▸ Task requirements: Copy the line containing "Convert this screenshot", then all lines after it up to and including the final line of the material, exactly and without additions.

[Dataset items]
..........

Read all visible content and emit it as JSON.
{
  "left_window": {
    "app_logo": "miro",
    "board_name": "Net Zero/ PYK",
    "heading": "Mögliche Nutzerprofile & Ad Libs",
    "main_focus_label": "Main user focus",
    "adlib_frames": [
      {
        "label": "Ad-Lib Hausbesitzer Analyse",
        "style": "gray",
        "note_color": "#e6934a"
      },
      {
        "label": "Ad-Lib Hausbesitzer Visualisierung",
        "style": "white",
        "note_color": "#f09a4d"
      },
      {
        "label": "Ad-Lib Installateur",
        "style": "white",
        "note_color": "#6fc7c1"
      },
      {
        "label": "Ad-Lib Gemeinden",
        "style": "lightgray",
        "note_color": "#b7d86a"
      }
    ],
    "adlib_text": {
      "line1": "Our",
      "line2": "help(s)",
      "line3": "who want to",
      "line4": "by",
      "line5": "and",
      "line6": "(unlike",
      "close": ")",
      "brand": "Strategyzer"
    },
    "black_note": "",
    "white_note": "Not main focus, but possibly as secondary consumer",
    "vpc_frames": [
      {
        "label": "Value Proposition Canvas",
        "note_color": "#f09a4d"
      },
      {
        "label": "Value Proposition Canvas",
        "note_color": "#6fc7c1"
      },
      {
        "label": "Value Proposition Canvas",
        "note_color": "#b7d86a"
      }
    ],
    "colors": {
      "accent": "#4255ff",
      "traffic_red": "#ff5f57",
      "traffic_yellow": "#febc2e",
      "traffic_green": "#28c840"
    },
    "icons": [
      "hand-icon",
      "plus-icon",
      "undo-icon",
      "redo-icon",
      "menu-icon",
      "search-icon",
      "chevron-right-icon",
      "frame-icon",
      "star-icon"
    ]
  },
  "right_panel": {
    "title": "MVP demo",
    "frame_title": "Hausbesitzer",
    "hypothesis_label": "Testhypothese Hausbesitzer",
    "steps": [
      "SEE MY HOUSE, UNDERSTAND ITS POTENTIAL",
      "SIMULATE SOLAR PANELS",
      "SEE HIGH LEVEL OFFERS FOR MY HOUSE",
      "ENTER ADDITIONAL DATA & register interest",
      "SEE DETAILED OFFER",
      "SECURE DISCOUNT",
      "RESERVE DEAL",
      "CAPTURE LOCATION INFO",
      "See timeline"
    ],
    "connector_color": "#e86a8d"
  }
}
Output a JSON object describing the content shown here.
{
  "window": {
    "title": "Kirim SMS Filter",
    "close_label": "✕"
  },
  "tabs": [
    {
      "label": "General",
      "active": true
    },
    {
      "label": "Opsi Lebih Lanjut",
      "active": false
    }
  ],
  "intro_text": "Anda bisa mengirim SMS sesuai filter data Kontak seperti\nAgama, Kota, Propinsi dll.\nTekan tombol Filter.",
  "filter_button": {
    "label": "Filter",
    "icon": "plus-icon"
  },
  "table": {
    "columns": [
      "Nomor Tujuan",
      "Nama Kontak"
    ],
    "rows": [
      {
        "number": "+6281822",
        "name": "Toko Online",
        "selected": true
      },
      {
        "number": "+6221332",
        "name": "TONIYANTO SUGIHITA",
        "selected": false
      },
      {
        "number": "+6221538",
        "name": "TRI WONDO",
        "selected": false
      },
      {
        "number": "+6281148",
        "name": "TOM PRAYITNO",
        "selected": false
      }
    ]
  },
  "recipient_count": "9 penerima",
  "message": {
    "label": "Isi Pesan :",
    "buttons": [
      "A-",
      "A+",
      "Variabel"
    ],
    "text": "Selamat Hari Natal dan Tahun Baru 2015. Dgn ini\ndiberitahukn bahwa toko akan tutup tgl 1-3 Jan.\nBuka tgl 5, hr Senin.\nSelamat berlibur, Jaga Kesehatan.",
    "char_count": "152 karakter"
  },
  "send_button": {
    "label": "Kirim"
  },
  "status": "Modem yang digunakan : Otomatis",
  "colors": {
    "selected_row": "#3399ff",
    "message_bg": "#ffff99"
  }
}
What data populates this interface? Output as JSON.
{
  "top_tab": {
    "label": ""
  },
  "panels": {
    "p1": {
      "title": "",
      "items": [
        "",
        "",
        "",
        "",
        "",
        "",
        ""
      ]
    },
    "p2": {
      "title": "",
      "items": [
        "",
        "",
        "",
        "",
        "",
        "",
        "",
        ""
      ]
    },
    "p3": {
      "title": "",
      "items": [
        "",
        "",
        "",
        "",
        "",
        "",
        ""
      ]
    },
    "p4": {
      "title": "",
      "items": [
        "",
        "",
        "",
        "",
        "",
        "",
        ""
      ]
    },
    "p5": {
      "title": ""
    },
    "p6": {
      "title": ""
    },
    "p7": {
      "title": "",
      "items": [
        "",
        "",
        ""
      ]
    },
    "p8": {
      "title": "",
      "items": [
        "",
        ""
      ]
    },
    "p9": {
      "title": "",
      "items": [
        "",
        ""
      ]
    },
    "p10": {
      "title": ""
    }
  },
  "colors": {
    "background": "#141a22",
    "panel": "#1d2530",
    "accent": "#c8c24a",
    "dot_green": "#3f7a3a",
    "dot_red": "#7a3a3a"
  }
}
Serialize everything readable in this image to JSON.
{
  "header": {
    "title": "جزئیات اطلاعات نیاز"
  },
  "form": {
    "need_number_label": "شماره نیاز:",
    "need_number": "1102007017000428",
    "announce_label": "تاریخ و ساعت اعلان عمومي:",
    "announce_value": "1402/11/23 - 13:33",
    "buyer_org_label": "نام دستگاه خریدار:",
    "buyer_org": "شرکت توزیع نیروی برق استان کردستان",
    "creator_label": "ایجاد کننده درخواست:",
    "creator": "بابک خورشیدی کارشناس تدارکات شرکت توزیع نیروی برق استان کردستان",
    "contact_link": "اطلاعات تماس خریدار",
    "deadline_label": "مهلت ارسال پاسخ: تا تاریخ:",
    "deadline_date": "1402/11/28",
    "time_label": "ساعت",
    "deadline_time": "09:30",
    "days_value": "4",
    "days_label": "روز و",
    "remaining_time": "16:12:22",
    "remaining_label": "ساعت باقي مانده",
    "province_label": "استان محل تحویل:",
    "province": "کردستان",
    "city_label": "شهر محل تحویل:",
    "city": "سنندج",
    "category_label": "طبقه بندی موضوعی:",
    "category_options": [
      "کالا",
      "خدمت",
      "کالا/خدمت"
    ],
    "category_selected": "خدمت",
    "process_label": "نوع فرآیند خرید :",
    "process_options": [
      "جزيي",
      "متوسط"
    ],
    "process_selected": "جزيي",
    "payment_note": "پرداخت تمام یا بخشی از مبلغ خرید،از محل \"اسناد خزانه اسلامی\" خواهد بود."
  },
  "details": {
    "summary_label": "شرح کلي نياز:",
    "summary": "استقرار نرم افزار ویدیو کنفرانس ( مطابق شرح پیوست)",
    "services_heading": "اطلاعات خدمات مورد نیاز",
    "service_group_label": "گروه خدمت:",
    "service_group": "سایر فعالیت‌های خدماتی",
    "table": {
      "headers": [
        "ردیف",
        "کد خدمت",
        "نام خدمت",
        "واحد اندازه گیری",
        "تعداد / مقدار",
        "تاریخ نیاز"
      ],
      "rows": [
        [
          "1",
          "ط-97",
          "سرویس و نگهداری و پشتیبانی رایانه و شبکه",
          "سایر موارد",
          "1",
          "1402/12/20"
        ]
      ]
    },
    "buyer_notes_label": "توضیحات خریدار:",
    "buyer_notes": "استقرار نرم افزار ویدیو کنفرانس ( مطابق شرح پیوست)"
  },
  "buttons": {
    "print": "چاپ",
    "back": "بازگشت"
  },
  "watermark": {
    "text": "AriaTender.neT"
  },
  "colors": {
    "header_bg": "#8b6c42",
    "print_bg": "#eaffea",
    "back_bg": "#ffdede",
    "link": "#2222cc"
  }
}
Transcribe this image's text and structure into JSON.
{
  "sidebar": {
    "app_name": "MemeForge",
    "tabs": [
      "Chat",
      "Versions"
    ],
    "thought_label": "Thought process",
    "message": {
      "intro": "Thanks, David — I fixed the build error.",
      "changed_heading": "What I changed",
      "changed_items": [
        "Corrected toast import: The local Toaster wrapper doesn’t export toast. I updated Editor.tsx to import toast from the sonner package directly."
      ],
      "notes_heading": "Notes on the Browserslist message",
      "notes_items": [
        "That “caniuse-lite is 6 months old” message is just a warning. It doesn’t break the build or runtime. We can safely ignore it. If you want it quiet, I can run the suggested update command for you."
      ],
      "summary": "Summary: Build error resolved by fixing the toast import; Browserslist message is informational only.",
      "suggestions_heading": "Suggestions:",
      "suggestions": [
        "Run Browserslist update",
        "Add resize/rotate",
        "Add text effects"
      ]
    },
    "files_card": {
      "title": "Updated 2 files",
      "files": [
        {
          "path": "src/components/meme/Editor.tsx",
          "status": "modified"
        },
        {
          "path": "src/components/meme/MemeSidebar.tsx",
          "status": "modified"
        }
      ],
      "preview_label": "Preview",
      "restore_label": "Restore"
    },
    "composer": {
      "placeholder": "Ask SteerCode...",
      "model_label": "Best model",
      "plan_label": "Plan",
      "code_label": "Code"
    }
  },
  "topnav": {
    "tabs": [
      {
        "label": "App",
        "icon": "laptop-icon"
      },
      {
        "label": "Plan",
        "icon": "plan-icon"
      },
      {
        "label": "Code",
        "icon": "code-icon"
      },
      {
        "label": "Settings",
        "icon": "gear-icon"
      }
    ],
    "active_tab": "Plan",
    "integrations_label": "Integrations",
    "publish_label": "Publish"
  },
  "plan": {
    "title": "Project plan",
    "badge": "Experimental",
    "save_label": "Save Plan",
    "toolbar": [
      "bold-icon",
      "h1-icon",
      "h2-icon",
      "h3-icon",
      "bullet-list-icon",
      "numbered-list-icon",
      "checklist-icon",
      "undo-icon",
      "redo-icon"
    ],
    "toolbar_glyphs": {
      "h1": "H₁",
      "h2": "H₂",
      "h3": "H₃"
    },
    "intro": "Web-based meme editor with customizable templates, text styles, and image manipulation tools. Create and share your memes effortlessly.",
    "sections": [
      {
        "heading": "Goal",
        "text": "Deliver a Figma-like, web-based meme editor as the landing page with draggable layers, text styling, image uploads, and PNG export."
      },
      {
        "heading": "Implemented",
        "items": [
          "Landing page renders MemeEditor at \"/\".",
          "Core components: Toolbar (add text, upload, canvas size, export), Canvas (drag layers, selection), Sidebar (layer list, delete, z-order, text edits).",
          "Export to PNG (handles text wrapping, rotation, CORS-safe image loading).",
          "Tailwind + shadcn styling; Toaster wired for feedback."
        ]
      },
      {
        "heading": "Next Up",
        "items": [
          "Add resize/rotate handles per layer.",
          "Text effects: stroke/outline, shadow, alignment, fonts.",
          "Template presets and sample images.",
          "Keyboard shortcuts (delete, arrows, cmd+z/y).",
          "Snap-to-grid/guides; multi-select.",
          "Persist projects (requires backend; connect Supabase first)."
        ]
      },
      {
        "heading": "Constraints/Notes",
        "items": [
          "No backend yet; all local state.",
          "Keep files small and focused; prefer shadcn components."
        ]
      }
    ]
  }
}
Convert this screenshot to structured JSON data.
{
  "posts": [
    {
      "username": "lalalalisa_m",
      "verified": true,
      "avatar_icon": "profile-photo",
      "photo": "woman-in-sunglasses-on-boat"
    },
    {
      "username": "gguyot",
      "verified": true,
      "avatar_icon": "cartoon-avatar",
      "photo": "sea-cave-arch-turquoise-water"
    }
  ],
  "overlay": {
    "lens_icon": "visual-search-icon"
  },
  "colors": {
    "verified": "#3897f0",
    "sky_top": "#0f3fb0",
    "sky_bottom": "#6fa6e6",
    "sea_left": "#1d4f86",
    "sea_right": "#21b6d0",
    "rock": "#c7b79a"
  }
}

..........

▸ Response to the task:
Convert this screenshot to structured JSON data.
{
  "posts": [
    {
      "username": "lalalalisa_m",
      "verified": true,
      "avatar_icon": "profile-photo",
      "photo": "woman-in-sunglasses-on-boat"
    },
    {
      "username": "gguyot",
      "verified": true,
      "avatar_icon": "cartoon-avatar",
      "photo": "sea-cave-arch-turquoise-water"
    }
  ],
  "overlay": {
    "lens_icon": "visual-search-icon"
  },
  "colors": {
    "verified": "#3897f0",
    "sky_top": "#0f3fb0",
    "sky_bottom": "#6fa6e6",
    "sea_left": "#1d4f86",
    "sea_right": "#21b6d0",
    "rock": "#c7b79a"
  }
}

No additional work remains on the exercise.